═══ GIVEN ENTRIES
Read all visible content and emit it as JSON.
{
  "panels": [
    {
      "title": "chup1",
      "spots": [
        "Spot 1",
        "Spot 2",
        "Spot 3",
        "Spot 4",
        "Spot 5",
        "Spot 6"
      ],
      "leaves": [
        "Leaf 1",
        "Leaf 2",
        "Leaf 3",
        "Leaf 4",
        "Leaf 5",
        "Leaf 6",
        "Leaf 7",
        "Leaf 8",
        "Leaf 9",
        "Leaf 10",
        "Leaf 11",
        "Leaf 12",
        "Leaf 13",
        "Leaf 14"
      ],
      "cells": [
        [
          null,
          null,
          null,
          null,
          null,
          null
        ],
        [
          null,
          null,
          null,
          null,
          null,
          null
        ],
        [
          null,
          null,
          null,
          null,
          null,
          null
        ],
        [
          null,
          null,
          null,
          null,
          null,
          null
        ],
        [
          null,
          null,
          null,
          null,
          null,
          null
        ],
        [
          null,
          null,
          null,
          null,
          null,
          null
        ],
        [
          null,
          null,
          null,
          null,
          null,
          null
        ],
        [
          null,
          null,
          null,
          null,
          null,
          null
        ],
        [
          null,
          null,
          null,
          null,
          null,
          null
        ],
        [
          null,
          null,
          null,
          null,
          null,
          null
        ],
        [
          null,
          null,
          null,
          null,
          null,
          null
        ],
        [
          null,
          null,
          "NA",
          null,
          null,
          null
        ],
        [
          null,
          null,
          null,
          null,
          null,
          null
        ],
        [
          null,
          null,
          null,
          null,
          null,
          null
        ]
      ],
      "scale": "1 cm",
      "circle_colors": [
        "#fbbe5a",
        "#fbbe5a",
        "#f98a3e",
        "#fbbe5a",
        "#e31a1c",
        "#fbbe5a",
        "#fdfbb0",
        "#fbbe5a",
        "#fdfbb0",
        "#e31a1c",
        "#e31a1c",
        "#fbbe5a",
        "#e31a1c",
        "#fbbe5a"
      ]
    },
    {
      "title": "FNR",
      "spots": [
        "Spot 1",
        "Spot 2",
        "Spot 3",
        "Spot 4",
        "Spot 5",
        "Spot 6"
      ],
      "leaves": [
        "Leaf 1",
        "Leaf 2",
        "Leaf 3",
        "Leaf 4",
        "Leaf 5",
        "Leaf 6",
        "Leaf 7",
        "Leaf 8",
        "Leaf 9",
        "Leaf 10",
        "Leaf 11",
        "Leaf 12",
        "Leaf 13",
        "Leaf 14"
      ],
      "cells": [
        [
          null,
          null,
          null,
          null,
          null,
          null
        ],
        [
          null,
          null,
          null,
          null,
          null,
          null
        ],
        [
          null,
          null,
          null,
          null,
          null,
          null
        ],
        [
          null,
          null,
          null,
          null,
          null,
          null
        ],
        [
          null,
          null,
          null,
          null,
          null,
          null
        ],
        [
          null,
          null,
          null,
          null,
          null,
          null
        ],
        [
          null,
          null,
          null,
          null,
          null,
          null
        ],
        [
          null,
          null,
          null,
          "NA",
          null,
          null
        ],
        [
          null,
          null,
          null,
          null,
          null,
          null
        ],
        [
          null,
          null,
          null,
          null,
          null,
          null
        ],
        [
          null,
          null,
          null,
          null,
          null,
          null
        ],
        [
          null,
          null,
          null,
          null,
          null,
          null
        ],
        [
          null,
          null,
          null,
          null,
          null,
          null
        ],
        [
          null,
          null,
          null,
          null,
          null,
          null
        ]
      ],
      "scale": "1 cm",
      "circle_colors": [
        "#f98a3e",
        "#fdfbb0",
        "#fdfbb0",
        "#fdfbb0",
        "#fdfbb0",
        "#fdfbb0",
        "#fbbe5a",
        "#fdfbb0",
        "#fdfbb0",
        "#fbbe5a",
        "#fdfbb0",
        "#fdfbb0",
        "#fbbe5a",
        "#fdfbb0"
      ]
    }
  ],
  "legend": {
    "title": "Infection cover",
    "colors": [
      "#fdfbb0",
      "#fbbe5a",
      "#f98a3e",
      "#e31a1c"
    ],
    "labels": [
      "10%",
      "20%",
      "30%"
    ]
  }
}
══════
═══ GIVEN ENTRIES
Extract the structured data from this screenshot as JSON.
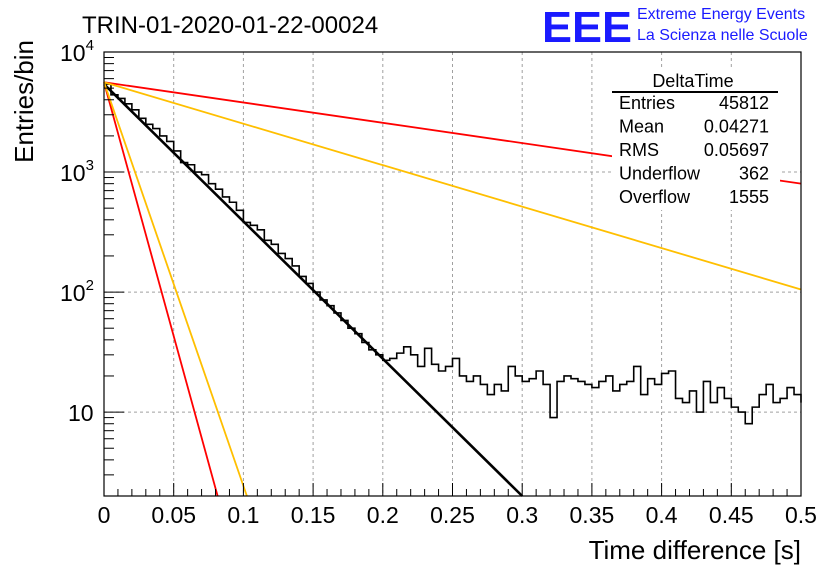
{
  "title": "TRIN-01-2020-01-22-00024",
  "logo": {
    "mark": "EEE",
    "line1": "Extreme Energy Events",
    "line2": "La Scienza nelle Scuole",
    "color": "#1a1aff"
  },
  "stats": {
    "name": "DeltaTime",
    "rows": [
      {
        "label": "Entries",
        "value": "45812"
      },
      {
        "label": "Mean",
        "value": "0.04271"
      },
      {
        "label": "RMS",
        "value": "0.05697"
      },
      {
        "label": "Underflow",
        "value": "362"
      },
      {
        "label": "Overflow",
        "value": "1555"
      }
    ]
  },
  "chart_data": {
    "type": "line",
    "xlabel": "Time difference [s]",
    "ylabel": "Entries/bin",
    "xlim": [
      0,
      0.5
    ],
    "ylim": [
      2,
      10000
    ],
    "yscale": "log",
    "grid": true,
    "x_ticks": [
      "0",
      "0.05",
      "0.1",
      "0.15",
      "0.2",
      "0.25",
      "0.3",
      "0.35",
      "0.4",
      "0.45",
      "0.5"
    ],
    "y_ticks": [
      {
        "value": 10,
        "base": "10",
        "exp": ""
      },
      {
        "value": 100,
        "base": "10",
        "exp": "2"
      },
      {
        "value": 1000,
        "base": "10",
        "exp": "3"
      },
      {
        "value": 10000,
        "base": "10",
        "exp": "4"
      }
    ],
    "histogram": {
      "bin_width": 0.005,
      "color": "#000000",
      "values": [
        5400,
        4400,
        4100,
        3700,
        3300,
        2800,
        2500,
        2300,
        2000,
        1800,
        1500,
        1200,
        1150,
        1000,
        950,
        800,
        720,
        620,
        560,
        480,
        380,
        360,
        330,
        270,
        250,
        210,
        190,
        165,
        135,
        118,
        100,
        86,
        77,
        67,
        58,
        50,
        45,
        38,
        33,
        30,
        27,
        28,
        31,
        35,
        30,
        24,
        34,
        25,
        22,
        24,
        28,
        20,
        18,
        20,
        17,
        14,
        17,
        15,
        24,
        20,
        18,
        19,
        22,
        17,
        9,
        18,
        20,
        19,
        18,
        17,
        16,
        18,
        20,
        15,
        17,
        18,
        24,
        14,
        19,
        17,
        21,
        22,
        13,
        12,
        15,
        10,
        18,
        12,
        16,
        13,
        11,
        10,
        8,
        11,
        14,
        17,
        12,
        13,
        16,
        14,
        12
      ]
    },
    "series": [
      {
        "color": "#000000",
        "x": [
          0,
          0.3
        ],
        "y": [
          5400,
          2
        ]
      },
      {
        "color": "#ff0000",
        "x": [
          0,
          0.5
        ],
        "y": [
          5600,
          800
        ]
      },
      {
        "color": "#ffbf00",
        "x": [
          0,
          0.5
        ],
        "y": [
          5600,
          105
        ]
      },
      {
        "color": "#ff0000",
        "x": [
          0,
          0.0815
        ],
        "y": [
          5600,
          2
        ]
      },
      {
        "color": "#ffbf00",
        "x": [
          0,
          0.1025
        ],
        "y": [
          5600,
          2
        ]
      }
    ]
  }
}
══════
[TASK DESCRIPTION]:
Locate all lines holding the word "title", then copy them out.

[CORRECT ANSWER]:
      "title": "chup1",
      "title": "FNR",
    "title": "Infection cover",
  "title": "TRIN-01-2020-01-22-00024",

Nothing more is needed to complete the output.